What you have to do - Return the listing below word for word.

Extracted data -

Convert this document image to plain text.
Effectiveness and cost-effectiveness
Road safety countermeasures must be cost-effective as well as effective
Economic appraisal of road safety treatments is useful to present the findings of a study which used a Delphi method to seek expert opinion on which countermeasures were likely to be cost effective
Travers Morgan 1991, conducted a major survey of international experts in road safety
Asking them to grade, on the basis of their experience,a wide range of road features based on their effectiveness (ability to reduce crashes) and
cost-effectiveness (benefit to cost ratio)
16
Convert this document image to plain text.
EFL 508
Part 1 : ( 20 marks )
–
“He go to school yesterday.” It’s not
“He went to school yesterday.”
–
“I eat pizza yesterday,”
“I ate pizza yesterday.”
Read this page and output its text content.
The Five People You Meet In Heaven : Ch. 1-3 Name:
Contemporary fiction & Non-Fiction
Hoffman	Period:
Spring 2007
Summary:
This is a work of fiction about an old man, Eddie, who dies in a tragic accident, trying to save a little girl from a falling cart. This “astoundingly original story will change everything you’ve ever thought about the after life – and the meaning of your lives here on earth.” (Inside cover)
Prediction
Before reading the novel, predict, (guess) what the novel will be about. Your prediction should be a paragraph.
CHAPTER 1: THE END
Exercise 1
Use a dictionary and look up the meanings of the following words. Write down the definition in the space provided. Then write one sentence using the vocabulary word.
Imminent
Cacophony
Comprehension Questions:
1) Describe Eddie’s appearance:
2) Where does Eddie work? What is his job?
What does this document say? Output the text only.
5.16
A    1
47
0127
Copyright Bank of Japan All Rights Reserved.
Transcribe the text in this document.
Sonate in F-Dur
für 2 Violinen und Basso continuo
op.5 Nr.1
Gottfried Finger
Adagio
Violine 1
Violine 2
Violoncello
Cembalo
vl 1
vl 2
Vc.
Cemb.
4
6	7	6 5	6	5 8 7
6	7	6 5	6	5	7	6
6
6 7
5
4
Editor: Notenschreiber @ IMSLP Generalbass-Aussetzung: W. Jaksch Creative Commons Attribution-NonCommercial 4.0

Exercise output -
Convert this document image to plain text.
Effectiveness and cost-effectiveness
Road safety countermeasures must be cost-effective as well as effective
Economic appraisal of road safety treatments is useful to present the findings of a study which used a Delphi method to seek expert opinion on which countermeasures were likely to be cost effective
Travers Morgan 1991, conducted a major survey of international experts in road safety
Asking them to grade, on the basis of their experience,a wide range of road features based on their effectiveness (ability to reduce crashes) and
cost-effectiveness (benefit to cost ratio)
16
Convert this document image to plain text.
EFL 508
Part 1 : ( 20 marks )
–
“He go to school yesterday.” It’s not
“He went to school yesterday.”
–
“I eat pizza yesterday,”
“I ate pizza yesterday.”
Read this page and output its text content.
The Five People You Meet In Heaven : Ch. 1-3 Name:
Contemporary fiction & Non-Fiction
Hoffman	Period:
Spring 2007
Summary:
This is a work of fiction about an old man, Eddie, who dies in a tragic accident, trying to save a little girl from a falling cart. This “astoundingly original story will change everything you’ve ever thought about the after life – and the meaning of your lives here on earth.” (Inside cover)
Prediction
Before reading the novel, predict, (guess) what the novel will be about. Your prediction should be a paragraph.
CHAPTER 1: THE END
Exercise 1
Use a dictionary and look up the meanings of the following words. Write down the definition in the space provided. Then write one sentence using the vocabulary word.
Imminent
Cacophony
Comprehension Questions:
1) Describe Eddie’s appearance:
2) Where does Eddie work? What is his job?
What does this document say? Output the text only.
5.16
A    1
47
0127
Copyright Bank of Japan All Rights Reserved.
Transcribe the text in this document.
Sonate in F-Dur
für 2 Violinen und Basso continuo
op.5 Nr.1
Gottfried Finger
Adagio
Violine 1
Violine 2
Violoncello
Cembalo
vl 1
vl 2
Vc.
Cemb.
4
6	7	6 5	6	5 8 7
6	7	6 5	6	5	7	6
6
6 7
5
4
Editor: Notenschreiber @ IMSLP Generalbass-Aussetzung: W. Jaksch Creative Commons Attribution-NonCommercial 4.0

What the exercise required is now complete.